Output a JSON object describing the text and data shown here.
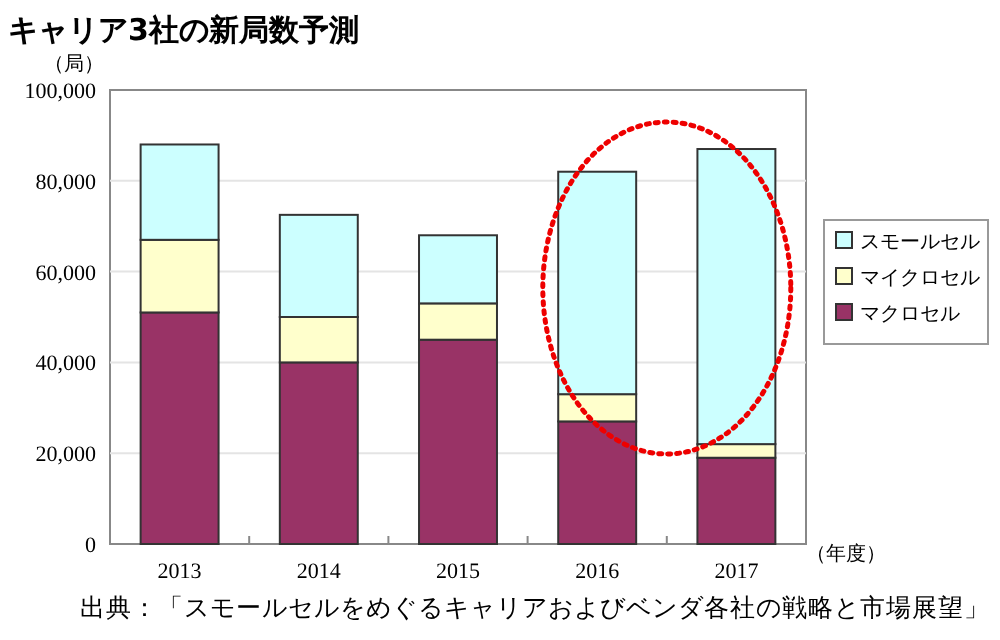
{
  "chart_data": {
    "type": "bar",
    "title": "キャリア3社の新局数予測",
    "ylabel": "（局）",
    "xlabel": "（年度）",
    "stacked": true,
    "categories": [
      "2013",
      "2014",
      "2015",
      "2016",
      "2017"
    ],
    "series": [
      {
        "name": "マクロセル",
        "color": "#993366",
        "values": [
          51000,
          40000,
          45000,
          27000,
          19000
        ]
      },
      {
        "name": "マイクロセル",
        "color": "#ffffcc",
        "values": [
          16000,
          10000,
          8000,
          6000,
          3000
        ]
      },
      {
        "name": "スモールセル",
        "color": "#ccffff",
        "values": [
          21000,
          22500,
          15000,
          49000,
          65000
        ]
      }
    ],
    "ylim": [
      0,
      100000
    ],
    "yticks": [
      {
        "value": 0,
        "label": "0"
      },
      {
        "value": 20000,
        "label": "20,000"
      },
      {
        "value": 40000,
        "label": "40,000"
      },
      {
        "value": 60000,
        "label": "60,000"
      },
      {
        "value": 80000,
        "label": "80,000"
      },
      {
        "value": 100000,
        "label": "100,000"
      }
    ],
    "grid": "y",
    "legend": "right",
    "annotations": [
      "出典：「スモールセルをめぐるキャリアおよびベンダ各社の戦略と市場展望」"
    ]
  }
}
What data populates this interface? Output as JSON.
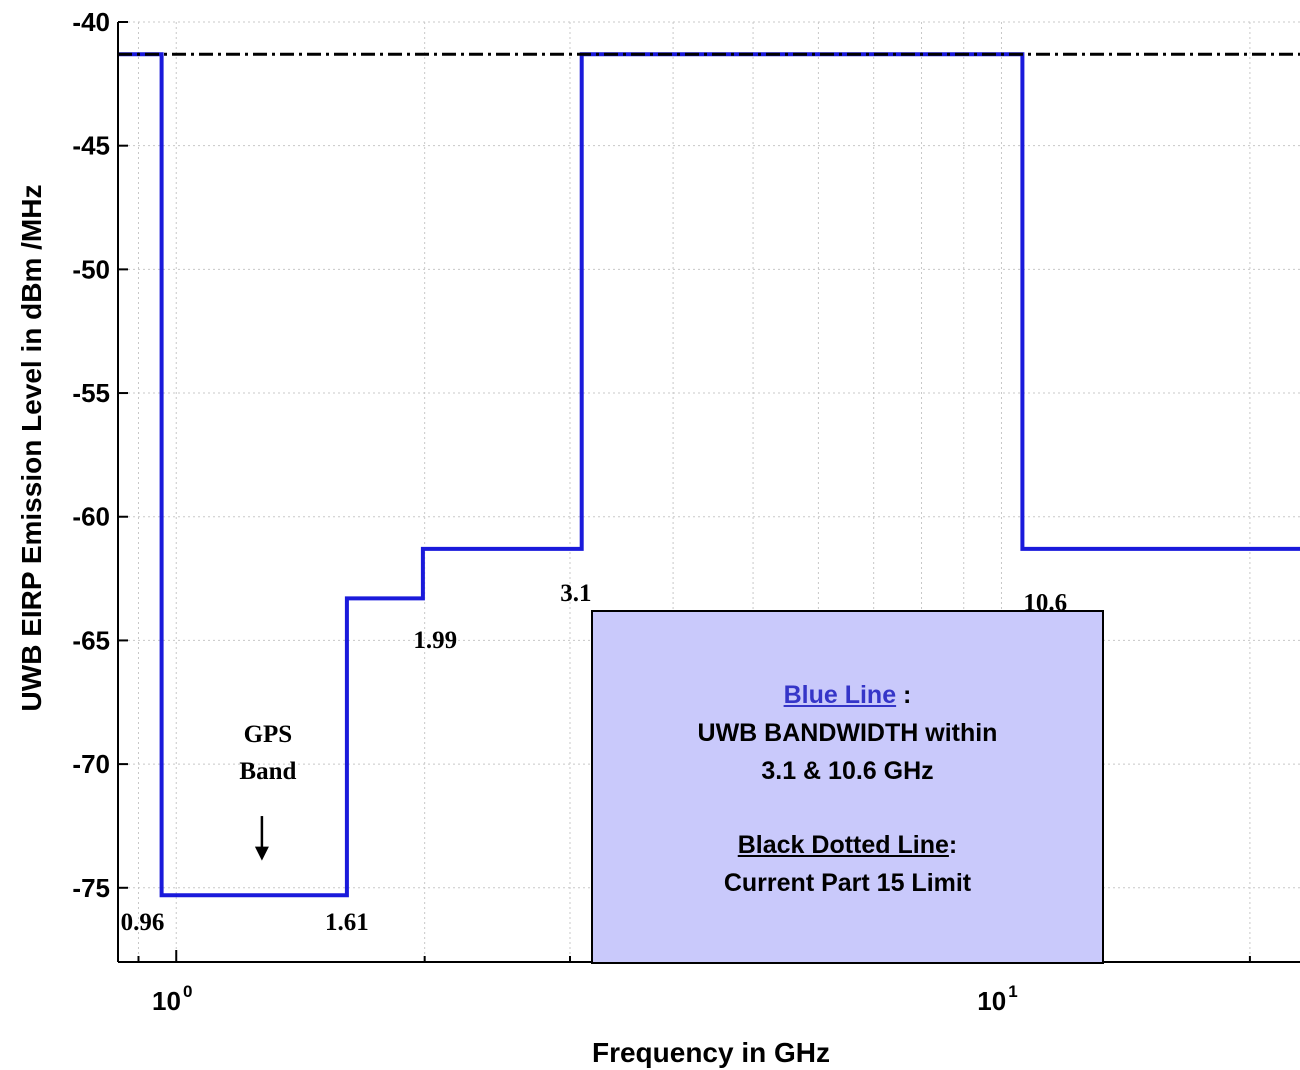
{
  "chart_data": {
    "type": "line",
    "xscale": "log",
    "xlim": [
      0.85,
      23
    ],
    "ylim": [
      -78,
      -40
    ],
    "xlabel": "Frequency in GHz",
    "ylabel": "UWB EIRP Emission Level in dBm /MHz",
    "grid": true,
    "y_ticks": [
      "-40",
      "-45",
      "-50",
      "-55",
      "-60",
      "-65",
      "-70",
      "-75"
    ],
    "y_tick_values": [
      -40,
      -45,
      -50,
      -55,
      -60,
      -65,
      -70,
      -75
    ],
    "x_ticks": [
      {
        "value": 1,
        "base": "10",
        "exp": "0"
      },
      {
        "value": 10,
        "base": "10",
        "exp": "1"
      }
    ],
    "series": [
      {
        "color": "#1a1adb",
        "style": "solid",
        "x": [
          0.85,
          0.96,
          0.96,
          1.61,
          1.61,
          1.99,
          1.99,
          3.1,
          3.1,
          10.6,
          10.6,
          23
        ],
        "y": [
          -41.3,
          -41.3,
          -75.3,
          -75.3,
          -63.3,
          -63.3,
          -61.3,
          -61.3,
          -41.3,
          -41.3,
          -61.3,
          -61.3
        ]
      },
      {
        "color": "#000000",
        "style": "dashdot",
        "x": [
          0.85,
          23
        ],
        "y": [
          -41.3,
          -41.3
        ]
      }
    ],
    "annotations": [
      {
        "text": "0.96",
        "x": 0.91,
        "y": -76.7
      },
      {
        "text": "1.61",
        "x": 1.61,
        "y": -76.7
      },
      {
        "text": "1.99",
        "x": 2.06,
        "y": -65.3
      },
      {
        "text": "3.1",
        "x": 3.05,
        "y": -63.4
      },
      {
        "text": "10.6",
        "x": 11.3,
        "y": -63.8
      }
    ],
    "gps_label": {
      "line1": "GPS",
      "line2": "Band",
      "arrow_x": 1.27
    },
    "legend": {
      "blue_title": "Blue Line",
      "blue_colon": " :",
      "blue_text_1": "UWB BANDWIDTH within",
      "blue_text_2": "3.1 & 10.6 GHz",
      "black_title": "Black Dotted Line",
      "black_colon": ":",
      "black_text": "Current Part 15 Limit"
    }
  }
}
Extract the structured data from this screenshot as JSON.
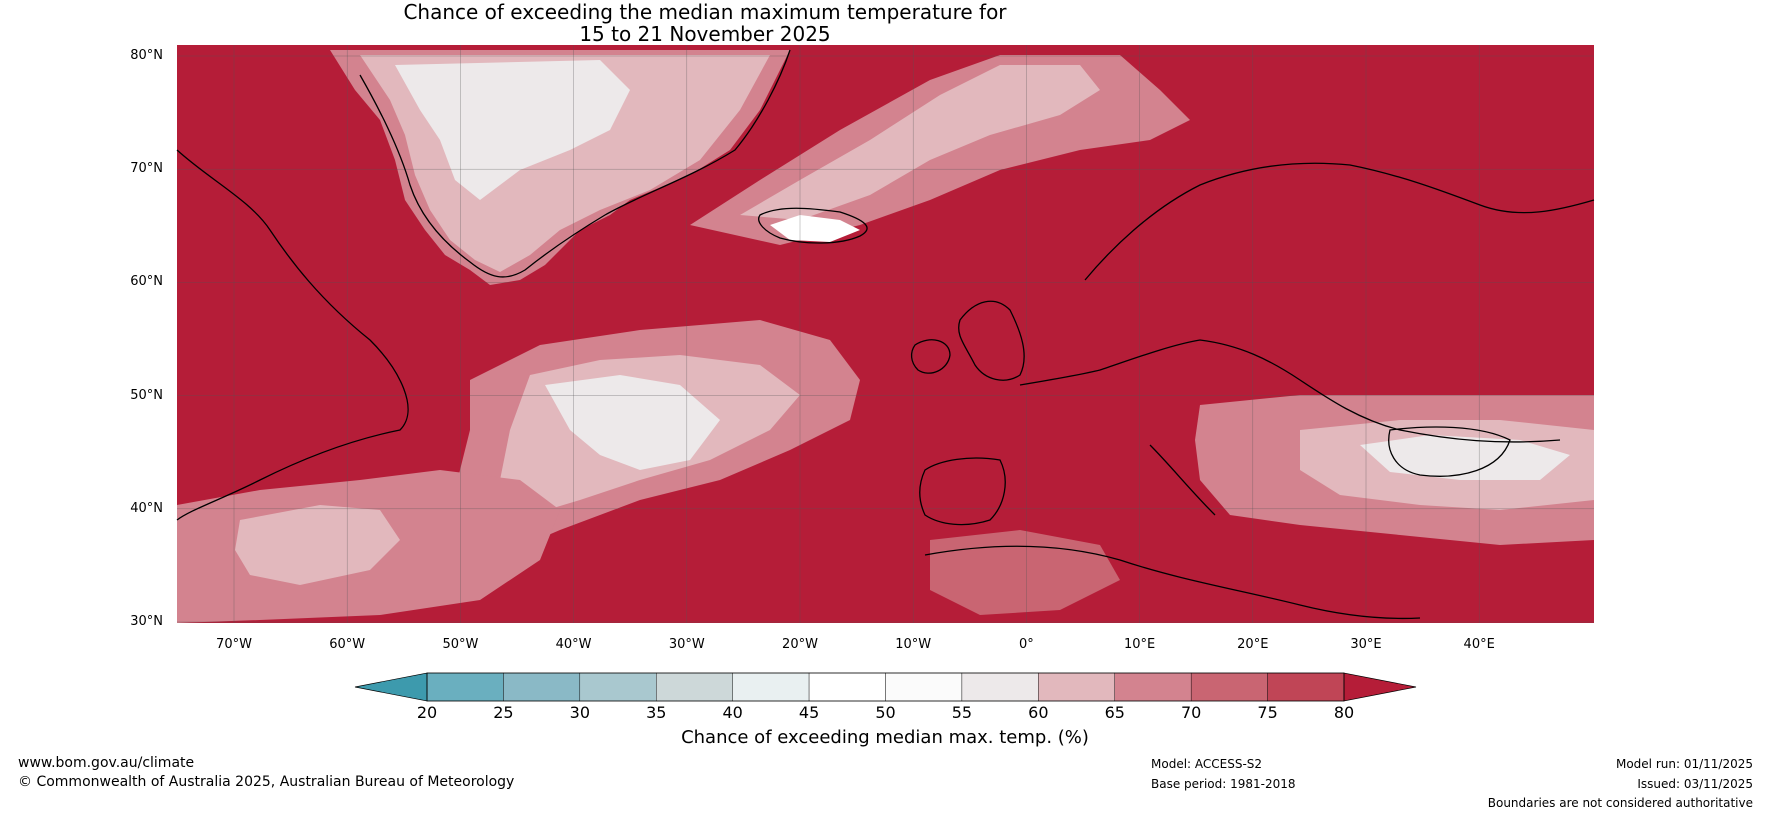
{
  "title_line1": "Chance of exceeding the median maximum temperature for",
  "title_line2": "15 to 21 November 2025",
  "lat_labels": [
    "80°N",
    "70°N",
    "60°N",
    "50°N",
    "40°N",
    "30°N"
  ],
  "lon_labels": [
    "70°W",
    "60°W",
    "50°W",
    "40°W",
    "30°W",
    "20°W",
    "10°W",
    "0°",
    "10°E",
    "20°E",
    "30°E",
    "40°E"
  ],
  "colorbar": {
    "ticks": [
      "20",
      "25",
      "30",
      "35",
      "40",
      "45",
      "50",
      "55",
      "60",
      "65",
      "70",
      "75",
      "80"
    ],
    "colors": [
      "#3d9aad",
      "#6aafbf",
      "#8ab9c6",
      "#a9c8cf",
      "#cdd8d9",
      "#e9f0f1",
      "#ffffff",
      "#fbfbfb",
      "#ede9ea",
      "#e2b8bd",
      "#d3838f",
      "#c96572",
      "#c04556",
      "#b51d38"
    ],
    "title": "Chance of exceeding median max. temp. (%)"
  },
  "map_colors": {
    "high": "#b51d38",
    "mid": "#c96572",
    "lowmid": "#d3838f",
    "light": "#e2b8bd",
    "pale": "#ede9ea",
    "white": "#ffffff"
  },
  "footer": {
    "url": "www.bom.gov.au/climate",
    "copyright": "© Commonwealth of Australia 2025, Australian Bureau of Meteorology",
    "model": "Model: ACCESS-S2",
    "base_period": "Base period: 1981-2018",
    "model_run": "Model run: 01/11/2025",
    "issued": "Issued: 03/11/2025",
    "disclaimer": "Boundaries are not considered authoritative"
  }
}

> To be done: Except for the pictures, reproduce every line exactly.

> Exercise answer:
Output a JSON object describing the text and data shown here.
{
  "chart_data": {
    "type": "bar",
    "title": "キャリア3社の新局数予測",
    "ylabel": "（局）",
    "xlabel": "（年度）",
    "stacked": true,
    "categories": [
      "2013",
      "2014",
      "2015",
      "2016",
      "2017"
    ],
    "series": [
      {
        "name": "マクロセル",
        "color": "#993366",
        "values": [
          51000,
          40000,
          45000,
          27000,
          19000
        ]
      },
      {
        "name": "マイクロセル",
        "color": "#ffffcc",
        "values": [
          16000,
          10000,
          8000,
          6000,
          3000
        ]
      },
      {
        "name": "スモールセル",
        "color": "#ccffff",
        "values": [
          21000,
          22500,
          15000,
          49000,
          65000
        ]
      }
    ],
    "ylim": [
      0,
      100000
    ],
    "yticks": [
      {
        "value": 0,
        "label": "0"
      },
      {
        "value": 20000,
        "label": "20,000"
      },
      {
        "value": 40000,
        "label": "40,000"
      },
      {
        "value": 60000,
        "label": "60,000"
      },
      {
        "value": 80000,
        "label": "80,000"
      },
      {
        "value": 100000,
        "label": "100,000"
      }
    ],
    "grid": "y",
    "legend": "right",
    "annotations": [
      "出典：「スモールセルをめぐるキャリアおよびベンダ各社の戦略と市場展望」"
    ]
  }
}
What data populates this interface? Output as JSON.
{
  "chart_data": {
    "type": "line",
    "xscale": "log",
    "xlim": [
      0.85,
      23
    ],
    "ylim": [
      -78,
      -40
    ],
    "xlabel": "Frequency in GHz",
    "ylabel": "UWB EIRP Emission Level in dBm /MHz",
    "grid": true,
    "y_ticks": [
      "-40",
      "-45",
      "-50",
      "-55",
      "-60",
      "-65",
      "-70",
      "-75"
    ],
    "y_tick_values": [
      -40,
      -45,
      -50,
      -55,
      -60,
      -65,
      -70,
      -75
    ],
    "x_ticks": [
      {
        "value": 1,
        "base": "10",
        "exp": "0"
      },
      {
        "value": 10,
        "base": "10",
        "exp": "1"
      }
    ],
    "series": [
      {
        "color": "#1a1adb",
        "style": "solid",
        "x": [
          0.85,
          0.96,
          0.96,
          1.61,
          1.61,
          1.99,
          1.99,
          3.1,
          3.1,
          10.6,
          10.6,
          23
        ],
        "y": [
          -41.3,
          -41.3,
          -75.3,
          -75.3,
          -63.3,
          -63.3,
          -61.3,
          -61.3,
          -41.3,
          -41.3,
          -61.3,
          -61.3
        ]
      },
      {
        "color": "#000000",
        "style": "dashdot",
        "x": [
          0.85,
          23
        ],
        "y": [
          -41.3,
          -41.3
        ]
      }
    ],
    "annotations": [
      {
        "text": "0.96",
        "x": 0.91,
        "y": -76.7
      },
      {
        "text": "1.61",
        "x": 1.61,
        "y": -76.7
      },
      {
        "text": "1.99",
        "x": 2.06,
        "y": -65.3
      },
      {
        "text": "3.1",
        "x": 3.05,
        "y": -63.4
      },
      {
        "text": "10.6",
        "x": 11.3,
        "y": -63.8
      }
    ],
    "gps_label": {
      "line1": "GPS",
      "line2": "Band",
      "arrow_x": 1.27
    },
    "legend": {
      "blue_title": "Blue Line",
      "blue_colon": " :",
      "blue_text_1": "UWB BANDWIDTH within",
      "blue_text_2": "3.1 & 10.6 GHz",
      "black_title": "Black Dotted Line",
      "black_colon": ":",
      "black_text": "Current Part 15 Limit"
    }
  }
}
Extract the structured data from this screenshot as JSON.
{
  "title_line1": "Chance of exceeding the median maximum temperature for",
  "title_line2": "15 to 21 November 2025",
  "lat_labels": [
    "80°N",
    "70°N",
    "60°N",
    "50°N",
    "40°N",
    "30°N"
  ],
  "lon_labels": [
    "70°W",
    "60°W",
    "50°W",
    "40°W",
    "30°W",
    "20°W",
    "10°W",
    "0°",
    "10°E",
    "20°E",
    "30°E",
    "40°E"
  ],
  "colorbar": {
    "ticks": [
      "20",
      "25",
      "30",
      "35",
      "40",
      "45",
      "50",
      "55",
      "60",
      "65",
      "70",
      "75",
      "80"
    ],
    "colors": [
      "#3d9aad",
      "#6aafbf",
      "#8ab9c6",
      "#a9c8cf",
      "#cdd8d9",
      "#e9f0f1",
      "#ffffff",
      "#fbfbfb",
      "#ede9ea",
      "#e2b8bd",
      "#d3838f",
      "#c96572",
      "#c04556",
      "#b51d38"
    ],
    "title": "Chance of exceeding median max. temp. (%)"
  },
  "map_colors": {
    "high": "#b51d38",
    "mid": "#c96572",
    "lowmid": "#d3838f",
    "light": "#e2b8bd",
    "pale": "#ede9ea",
    "white": "#ffffff"
  },
  "footer": {
    "url": "www.bom.gov.au/climate",
    "copyright": "© Commonwealth of Australia 2025, Australian Bureau of Meteorology",
    "model": "Model: ACCESS-S2",
    "base_period": "Base period: 1981-2018",
    "model_run": "Model run: 01/11/2025",
    "issued": "Issued: 03/11/2025",
    "disclaimer": "Boundaries are not considered authoritative"
  }
}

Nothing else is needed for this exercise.